* **Work to do**: Only the pictures are to be left out; set down the rest of the records exactly.

==== Records to use

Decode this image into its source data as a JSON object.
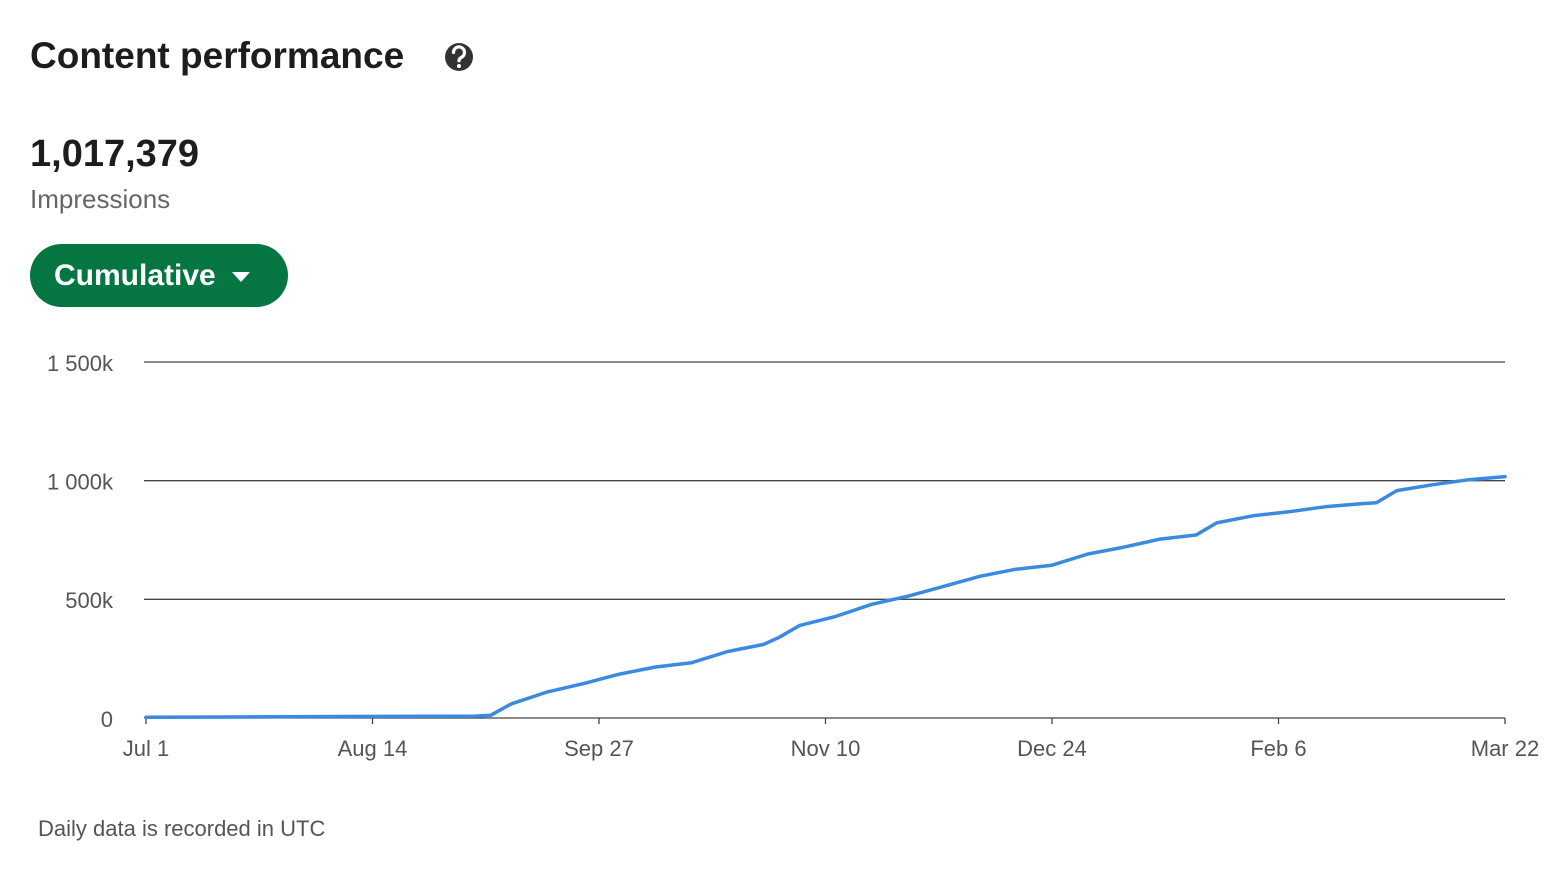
{
  "header": {
    "title": "Content performance"
  },
  "metric": {
    "value": "1,017,379",
    "label": "Impressions"
  },
  "button": {
    "label": "Cumulative"
  },
  "footer": {
    "note": "Daily data is recorded in UTC"
  },
  "chart_data": {
    "type": "line",
    "x": [
      "Jul 1",
      "Aug 1",
      "Sep 3",
      "Sep 6",
      "Sep 10",
      "Sep 17",
      "Sep 24",
      "Oct 1",
      "Oct 8",
      "Oct 15",
      "Oct 22",
      "Oct 29",
      "Nov 1",
      "Nov 5",
      "Nov 12",
      "Nov 19",
      "Nov 26",
      "Dec 3",
      "Dec 10",
      "Dec 17",
      "Dec 24",
      "Dec 31",
      "Jan 7",
      "Jan 14",
      "Jan 21",
      "Jan 25",
      "Feb 1",
      "Feb 8",
      "Feb 15",
      "Feb 22",
      "Feb 25",
      "Mar 1",
      "Mar 8",
      "Mar 15",
      "Mar 22"
    ],
    "series": [
      {
        "name": "Impressions",
        "color": "#3b8ae0",
        "values": [
          3000,
          6000,
          8000,
          12000,
          60000,
          110000,
          145000,
          185000,
          215000,
          233000,
          280000,
          310000,
          340000,
          390000,
          428000,
          479000,
          513000,
          555000,
          597000,
          627000,
          644000,
          691000,
          720000,
          754000,
          771000,
          822000,
          852000,
          869000,
          890000,
          903000,
          907000,
          958000,
          983000,
          1004000,
          1017000
        ]
      }
    ],
    "xlim": [
      "Jul 1",
      "Mar 22"
    ],
    "xticks": [
      "Jul 1",
      "Aug 14",
      "Sep 27",
      "Nov 10",
      "Dec 24",
      "Feb 6",
      "Mar 22"
    ],
    "ylim": [
      0,
      1500000
    ],
    "yticks": [
      0,
      {
        "value": 500000,
        "label": "500k"
      },
      {
        "value": 1000000,
        "label": "1 000k"
      },
      {
        "value": 1500000,
        "label": "1 500k"
      }
    ],
    "grid": true
  }
}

========

* **Task answer**:
Decode this image into its source data as a JSON object.
{
  "header": {
    "title": "Content performance"
  },
  "metric": {
    "value": "1,017,379",
    "label": "Impressions"
  },
  "button": {
    "label": "Cumulative"
  },
  "footer": {
    "note": "Daily data is recorded in UTC"
  },
  "chart_data": {
    "type": "line",
    "x": [
      "Jul 1",
      "Aug 1",
      "Sep 3",
      "Sep 6",
      "Sep 10",
      "Sep 17",
      "Sep 24",
      "Oct 1",
      "Oct 8",
      "Oct 15",
      "Oct 22",
      "Oct 29",
      "Nov 1",
      "Nov 5",
      "Nov 12",
      "Nov 19",
      "Nov 26",
      "Dec 3",
      "Dec 10",
      "Dec 17",
      "Dec 24",
      "Dec 31",
      "Jan 7",
      "Jan 14",
      "Jan 21",
      "Jan 25",
      "Feb 1",
      "Feb 8",
      "Feb 15",
      "Feb 22",
      "Feb 25",
      "Mar 1",
      "Mar 8",
      "Mar 15",
      "Mar 22"
    ],
    "series": [
      {
        "name": "Impressions",
        "color": "#3b8ae0",
        "values": [
          3000,
          6000,
          8000,
          12000,
          60000,
          110000,
          145000,
          185000,
          215000,
          233000,
          280000,
          310000,
          340000,
          390000,
          428000,
          479000,
          513000,
          555000,
          597000,
          627000,
          644000,
          691000,
          720000,
          754000,
          771000,
          822000,
          852000,
          869000,
          890000,
          903000,
          907000,
          958000,
          983000,
          1004000,
          1017000
        ]
      }
    ],
    "xlim": [
      "Jul 1",
      "Mar 22"
    ],
    "xticks": [
      "Jul 1",
      "Aug 14",
      "Sep 27",
      "Nov 10",
      "Dec 24",
      "Feb 6",
      "Mar 22"
    ],
    "ylim": [
      0,
      1500000
    ],
    "yticks": [
      0,
      {
        "value": 500000,
        "label": "500k"
      },
      {
        "value": 1000000,
        "label": "1 000k"
      },
      {
        "value": 1500000,
        "label": "1 500k"
      }
    ],
    "grid": true
  }
}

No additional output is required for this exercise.